— start —

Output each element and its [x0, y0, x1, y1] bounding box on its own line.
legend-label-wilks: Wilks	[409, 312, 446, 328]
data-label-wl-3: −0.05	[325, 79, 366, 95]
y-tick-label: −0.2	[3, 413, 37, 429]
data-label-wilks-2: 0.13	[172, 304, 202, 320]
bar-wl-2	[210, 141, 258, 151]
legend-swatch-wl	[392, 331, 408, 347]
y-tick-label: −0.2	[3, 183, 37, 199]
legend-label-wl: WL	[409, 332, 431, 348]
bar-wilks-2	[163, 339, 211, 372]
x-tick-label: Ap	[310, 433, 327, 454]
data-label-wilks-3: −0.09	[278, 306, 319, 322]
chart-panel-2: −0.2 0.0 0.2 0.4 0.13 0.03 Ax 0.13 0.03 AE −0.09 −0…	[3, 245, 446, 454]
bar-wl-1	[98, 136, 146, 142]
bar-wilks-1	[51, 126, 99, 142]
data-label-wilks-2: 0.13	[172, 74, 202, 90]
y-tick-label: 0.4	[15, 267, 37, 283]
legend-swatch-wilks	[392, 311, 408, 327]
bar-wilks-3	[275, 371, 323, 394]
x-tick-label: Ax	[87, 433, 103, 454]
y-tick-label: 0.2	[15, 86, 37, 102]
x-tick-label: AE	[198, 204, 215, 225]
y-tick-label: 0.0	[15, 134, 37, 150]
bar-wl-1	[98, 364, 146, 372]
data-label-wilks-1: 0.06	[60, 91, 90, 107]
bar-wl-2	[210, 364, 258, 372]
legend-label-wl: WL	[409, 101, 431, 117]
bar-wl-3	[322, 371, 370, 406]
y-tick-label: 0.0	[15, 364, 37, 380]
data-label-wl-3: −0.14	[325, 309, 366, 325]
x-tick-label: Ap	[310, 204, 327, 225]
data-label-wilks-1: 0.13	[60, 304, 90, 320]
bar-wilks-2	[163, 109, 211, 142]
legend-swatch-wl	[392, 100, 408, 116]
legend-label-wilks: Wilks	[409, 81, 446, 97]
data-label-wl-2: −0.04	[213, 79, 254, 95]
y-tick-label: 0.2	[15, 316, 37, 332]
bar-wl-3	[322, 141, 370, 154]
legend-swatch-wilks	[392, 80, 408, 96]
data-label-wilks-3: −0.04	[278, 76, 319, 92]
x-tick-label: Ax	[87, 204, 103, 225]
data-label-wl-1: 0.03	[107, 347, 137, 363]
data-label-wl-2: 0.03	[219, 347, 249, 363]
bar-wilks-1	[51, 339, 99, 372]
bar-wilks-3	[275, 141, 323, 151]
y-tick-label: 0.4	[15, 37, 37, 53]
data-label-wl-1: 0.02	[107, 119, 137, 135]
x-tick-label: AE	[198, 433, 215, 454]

— end —

** TASK DETAILS **
Copy the entries, from the first line through the line containing "347, 137, 363]", reproducing each line verbatim.

** RESPONSE BELOW **
Output each element and its [x0, y0, x1, y1] bounding box on its own line.
legend-label-wilks: Wilks	[409, 312, 446, 328]
data-label-wl-3: −0.05	[325, 79, 366, 95]
y-tick-label: −0.2	[3, 413, 37, 429]
data-label-wilks-2: 0.13	[172, 304, 202, 320]
bar-wl-2	[210, 141, 258, 151]
legend-swatch-wl	[392, 331, 408, 347]
y-tick-label: −0.2	[3, 183, 37, 199]
legend-label-wl: WL	[409, 332, 431, 348]
bar-wilks-2	[163, 339, 211, 372]
x-tick-label: Ap	[310, 433, 327, 454]
data-label-wilks-3: −0.09	[278, 306, 319, 322]
chart-panel-2: −0.2 0.0 0.2 0.4 0.13 0.03 Ax 0.13 0.03 AE −0.09 −0…	[3, 245, 446, 454]
bar-wl-1	[98, 136, 146, 142]
bar-wilks-1	[51, 126, 99, 142]
data-label-wilks-2: 0.13	[172, 74, 202, 90]
y-tick-label: 0.4	[15, 267, 37, 283]
legend-swatch-wilks	[392, 311, 408, 327]
bar-wilks-3	[275, 371, 323, 394]
x-tick-label: Ax	[87, 433, 103, 454]
y-tick-label: 0.2	[15, 86, 37, 102]
x-tick-label: AE	[198, 204, 215, 225]
y-tick-label: 0.0	[15, 134, 37, 150]
bar-wl-1	[98, 364, 146, 372]
data-label-wilks-1: 0.06	[60, 91, 90, 107]
bar-wl-2	[210, 364, 258, 372]
legend-label-wl: WL	[409, 101, 431, 117]
bar-wl-3	[322, 371, 370, 406]
y-tick-label: 0.0	[15, 364, 37, 380]
data-label-wl-3: −0.14	[325, 309, 366, 325]
x-tick-label: Ap	[310, 204, 327, 225]
data-label-wilks-1: 0.13	[60, 304, 90, 320]
bar-wilks-2	[163, 109, 211, 142]
legend-swatch-wl	[392, 100, 408, 116]
legend-label-wilks: Wilks	[409, 81, 446, 97]
data-label-wl-2: −0.04	[213, 79, 254, 95]
y-tick-label: 0.2	[15, 316, 37, 332]
bar-wl-3	[322, 141, 370, 154]
legend-swatch-wilks	[392, 80, 408, 96]
data-label-wilks-3: −0.04	[278, 76, 319, 92]
x-tick-label: Ax	[87, 204, 103, 225]
data-label-wl-1: 0.03	[107, 347, 137, 363]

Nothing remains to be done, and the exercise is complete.